[Data records]
——————————

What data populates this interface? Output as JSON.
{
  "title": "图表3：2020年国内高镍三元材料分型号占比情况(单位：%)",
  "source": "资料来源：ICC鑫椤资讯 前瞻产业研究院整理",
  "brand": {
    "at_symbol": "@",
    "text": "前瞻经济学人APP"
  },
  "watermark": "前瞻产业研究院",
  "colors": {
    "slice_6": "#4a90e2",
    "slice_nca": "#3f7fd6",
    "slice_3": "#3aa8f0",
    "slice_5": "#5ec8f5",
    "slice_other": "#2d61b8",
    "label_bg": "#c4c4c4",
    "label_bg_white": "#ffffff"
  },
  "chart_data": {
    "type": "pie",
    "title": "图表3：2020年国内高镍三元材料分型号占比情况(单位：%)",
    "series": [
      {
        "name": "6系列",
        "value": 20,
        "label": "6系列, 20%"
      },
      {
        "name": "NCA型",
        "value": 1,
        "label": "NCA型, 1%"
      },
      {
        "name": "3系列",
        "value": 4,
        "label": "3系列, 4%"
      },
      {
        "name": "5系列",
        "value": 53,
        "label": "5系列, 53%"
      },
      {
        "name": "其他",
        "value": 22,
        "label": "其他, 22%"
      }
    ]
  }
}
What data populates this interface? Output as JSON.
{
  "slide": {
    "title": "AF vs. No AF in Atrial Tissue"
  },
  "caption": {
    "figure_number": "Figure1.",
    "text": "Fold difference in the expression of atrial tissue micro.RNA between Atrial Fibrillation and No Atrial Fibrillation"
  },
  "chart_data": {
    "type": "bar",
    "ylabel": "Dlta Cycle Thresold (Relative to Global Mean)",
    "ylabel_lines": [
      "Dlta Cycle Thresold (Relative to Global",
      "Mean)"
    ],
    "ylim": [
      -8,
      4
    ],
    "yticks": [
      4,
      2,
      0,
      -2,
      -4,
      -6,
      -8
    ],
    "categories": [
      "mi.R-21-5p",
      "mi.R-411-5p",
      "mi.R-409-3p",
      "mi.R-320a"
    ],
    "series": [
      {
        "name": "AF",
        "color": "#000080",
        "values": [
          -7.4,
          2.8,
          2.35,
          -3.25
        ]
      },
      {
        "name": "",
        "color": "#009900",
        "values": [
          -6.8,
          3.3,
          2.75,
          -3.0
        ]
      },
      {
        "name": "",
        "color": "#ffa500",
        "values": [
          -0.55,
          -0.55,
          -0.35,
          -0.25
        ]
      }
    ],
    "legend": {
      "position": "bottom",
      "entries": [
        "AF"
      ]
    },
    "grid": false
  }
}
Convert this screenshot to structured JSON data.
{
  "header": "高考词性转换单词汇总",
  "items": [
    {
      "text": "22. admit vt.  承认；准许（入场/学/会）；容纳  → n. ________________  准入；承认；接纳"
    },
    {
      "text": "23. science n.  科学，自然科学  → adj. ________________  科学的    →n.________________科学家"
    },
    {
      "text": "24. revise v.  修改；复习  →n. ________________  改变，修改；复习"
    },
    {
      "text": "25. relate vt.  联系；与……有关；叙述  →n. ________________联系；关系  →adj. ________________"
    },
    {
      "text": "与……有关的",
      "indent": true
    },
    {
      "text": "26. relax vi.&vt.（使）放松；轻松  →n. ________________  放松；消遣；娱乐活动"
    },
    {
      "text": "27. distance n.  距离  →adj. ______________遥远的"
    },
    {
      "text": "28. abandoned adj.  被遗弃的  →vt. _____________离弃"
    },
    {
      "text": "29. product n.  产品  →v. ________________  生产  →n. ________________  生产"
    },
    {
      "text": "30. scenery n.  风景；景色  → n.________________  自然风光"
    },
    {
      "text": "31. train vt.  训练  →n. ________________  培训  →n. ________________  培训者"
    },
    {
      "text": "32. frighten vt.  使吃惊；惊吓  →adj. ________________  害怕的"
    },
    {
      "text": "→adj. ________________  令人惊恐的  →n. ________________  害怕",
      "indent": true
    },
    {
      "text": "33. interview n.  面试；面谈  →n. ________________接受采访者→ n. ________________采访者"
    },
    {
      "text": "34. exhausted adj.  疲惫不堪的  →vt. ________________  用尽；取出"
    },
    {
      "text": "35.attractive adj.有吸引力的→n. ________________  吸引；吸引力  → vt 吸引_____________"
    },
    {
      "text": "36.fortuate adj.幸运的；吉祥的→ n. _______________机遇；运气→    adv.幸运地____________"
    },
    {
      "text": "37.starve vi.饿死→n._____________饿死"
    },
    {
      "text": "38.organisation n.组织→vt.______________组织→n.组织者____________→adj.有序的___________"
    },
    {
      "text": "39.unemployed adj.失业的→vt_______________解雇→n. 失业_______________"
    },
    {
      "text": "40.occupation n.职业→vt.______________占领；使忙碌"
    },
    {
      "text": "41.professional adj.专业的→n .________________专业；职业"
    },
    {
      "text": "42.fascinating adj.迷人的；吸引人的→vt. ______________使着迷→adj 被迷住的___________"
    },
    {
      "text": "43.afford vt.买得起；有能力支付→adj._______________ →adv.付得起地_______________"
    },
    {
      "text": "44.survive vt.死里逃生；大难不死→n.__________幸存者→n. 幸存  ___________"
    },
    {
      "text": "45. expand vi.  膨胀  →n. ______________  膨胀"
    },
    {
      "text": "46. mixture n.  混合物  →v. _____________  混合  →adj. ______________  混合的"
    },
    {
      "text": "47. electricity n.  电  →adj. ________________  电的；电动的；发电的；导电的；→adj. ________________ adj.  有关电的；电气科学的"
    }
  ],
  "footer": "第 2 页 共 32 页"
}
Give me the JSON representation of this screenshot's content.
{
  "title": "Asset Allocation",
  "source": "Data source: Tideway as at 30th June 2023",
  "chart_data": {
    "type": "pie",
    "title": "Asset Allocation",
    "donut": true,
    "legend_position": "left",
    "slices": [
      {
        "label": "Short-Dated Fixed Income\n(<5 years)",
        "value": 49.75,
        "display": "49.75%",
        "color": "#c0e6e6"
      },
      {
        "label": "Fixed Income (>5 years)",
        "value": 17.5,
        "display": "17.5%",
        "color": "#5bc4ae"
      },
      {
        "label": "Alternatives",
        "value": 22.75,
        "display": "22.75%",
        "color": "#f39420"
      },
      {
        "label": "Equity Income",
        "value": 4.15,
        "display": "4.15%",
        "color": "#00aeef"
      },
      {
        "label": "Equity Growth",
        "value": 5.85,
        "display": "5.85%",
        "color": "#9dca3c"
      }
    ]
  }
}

——————————

GIVEN EXERCISE: Print out the whole listing exactly as it appears.

OUTPUT FOR THIS EXERCISE:
What data populates this interface? Output as JSON.
{
  "title": "图表3：2020年国内高镍三元材料分型号占比情况(单位：%)",
  "source": "资料来源：ICC鑫椤资讯 前瞻产业研究院整理",
  "brand": {
    "at_symbol": "@",
    "text": "前瞻经济学人APP"
  },
  "watermark": "前瞻产业研究院",
  "colors": {
    "slice_6": "#4a90e2",
    "slice_nca": "#3f7fd6",
    "slice_3": "#3aa8f0",
    "slice_5": "#5ec8f5",
    "slice_other": "#2d61b8",
    "label_bg": "#c4c4c4",
    "label_bg_white": "#ffffff"
  },
  "chart_data": {
    "type": "pie",
    "title": "图表3：2020年国内高镍三元材料分型号占比情况(单位：%)",
    "series": [
      {
        "name": "6系列",
        "value": 20,
        "label": "6系列, 20%"
      },
      {
        "name": "NCA型",
        "value": 1,
        "label": "NCA型, 1%"
      },
      {
        "name": "3系列",
        "value": 4,
        "label": "3系列, 4%"
      },
      {
        "name": "5系列",
        "value": 53,
        "label": "5系列, 53%"
      },
      {
        "name": "其他",
        "value": 22,
        "label": "其他, 22%"
      }
    ]
  }
}
What data populates this interface? Output as JSON.
{
  "slide": {
    "title": "AF vs. No AF in Atrial Tissue"
  },
  "caption": {
    "figure_number": "Figure1.",
    "text": "Fold difference in the expression of atrial tissue micro.RNA between Atrial Fibrillation and No Atrial Fibrillation"
  },
  "chart_data": {
    "type": "bar",
    "ylabel": "Dlta Cycle Thresold (Relative to Global Mean)",
    "ylabel_lines": [
      "Dlta Cycle Thresold (Relative to Global",
      "Mean)"
    ],
    "ylim": [
      -8,
      4
    ],
    "yticks": [
      4,
      2,
      0,
      -2,
      -4,
      -6,
      -8
    ],
    "categories": [
      "mi.R-21-5p",
      "mi.R-411-5p",
      "mi.R-409-3p",
      "mi.R-320a"
    ],
    "series": [
      {
        "name": "AF",
        "color": "#000080",
        "values": [
          -7.4,
          2.8,
          2.35,
          -3.25
        ]
      },
      {
        "name": "",
        "color": "#009900",
        "values": [
          -6.8,
          3.3,
          2.75,
          -3.0
        ]
      },
      {
        "name": "",
        "color": "#ffa500",
        "values": [
          -0.55,
          -0.55,
          -0.35,
          -0.25
        ]
      }
    ],
    "legend": {
      "position": "bottom",
      "entries": [
        "AF"
      ]
    },
    "grid": false
  }
}
Convert this screenshot to structured JSON data.
{
  "header": "高考词性转换单词汇总",
  "items": [
    {
      "text": "22. admit vt.  承认；准许（入场/学/会）；容纳  → n. ________________  准入；承认；接纳"
    },
    {
      "text": "23. science n.  科学，自然科学  → adj. ________________  科学的    →n.________________科学家"
    },
    {
      "text": "24. revise v.  修改；复习  →n. ________________  改变，修改；复习"
    },
    {
      "text": "25. relate vt.  联系；与……有关；叙述  →n. ________________联系；关系  →adj. ________________"
    },
    {
      "text": "与……有关的",
      "indent": true
    },
    {
      "text": "26. relax vi.&vt.（使）放松；轻松  →n. ________________  放松；消遣；娱乐活动"
    },
    {
      "text": "27. distance n.  距离  →adj. ______________遥远的"
    },
    {
      "text": "28. abandoned adj.  被遗弃的  →vt. _____________离弃"
    },
    {
      "text": "29. product n.  产品  →v. ________________  生产  →n. ________________  生产"
    },
    {
      "text": "30. scenery n.  风景；景色  → n.________________  自然风光"
    },
    {
      "text": "31. train vt.  训练  →n. ________________  培训  →n. ________________  培训者"
    },
    {
      "text": "32. frighten vt.  使吃惊；惊吓  →adj. ________________  害怕的"
    },
    {
      "text": "→adj. ________________  令人惊恐的  →n. ________________  害怕",
      "indent": true
    },
    {
      "text": "33. interview n.  面试；面谈  →n. ________________接受采访者→ n. ________________采访者"
    },
    {
      "text": "34. exhausted adj.  疲惫不堪的  →vt. ________________  用尽；取出"
    },
    {
      "text": "35.attractive adj.有吸引力的→n. ________________  吸引；吸引力  → vt 吸引_____________"
    },
    {
      "text": "36.fortuate adj.幸运的；吉祥的→ n. _______________机遇；运气→    adv.幸运地____________"
    },
    {
      "text": "37.starve vi.饿死→n._____________饿死"
    },
    {
      "text": "38.organisation n.组织→vt.______________组织→n.组织者____________→adj.有序的___________"
    },
    {
      "text": "39.unemployed adj.失业的→vt_______________解雇→n. 失业_______________"
    },
    {
      "text": "40.occupation n.职业→vt.______________占领；使忙碌"
    },
    {
      "text": "41.professional adj.专业的→n .________________专业；职业"
    },
    {
      "text": "42.fascinating adj.迷人的；吸引人的→vt. ______________使着迷→adj 被迷住的___________"
    },
    {
      "text": "43.afford vt.买得起；有能力支付→adj._______________ →adv.付得起地_______________"
    },
    {
      "text": "44.survive vt.死里逃生；大难不死→n.__________幸存者→n. 幸存  ___________"
    },
    {
      "text": "45. expand vi.  膨胀  →n. ______________  膨胀"
    },
    {
      "text": "46. mixture n.  混合物  →v. _____________  混合  →adj. ______________  混合的"
    },
    {
      "text": "47. electricity n.  电  →adj. ________________  电的；电动的；发电的；导电的；→adj. ________________ adj.  有关电的；电气科学的"
    }
  ],
  "footer": "第 2 页 共 32 页"
}
Give me the JSON representation of this screenshot's content.
{
  "title": "Asset Allocation",
  "source": "Data source: Tideway as at 30th June 2023",
  "chart_data": {
    "type": "pie",
    "title": "Asset Allocation",
    "donut": true,
    "legend_position": "left",
    "slices": [
      {
        "label": "Short-Dated Fixed Income\n(<5 years)",
        "value": 49.75,
        "display": "49.75%",
        "color": "#c0e6e6"
      },
      {
        "label": "Fixed Income (>5 years)",
        "value": 17.5,
        "display": "17.5%",
        "color": "#5bc4ae"
      },
      {
        "label": "Alternatives",
        "value": 22.75,
        "display": "22.75%",
        "color": "#f39420"
      },
      {
        "label": "Equity Income",
        "value": 4.15,
        "display": "4.15%",
        "color": "#00aeef"
      },
      {
        "label": "Equity Growth",
        "value": 5.85,
        "display": "5.85%",
        "color": "#9dca3c"
      }
    ]
  }
}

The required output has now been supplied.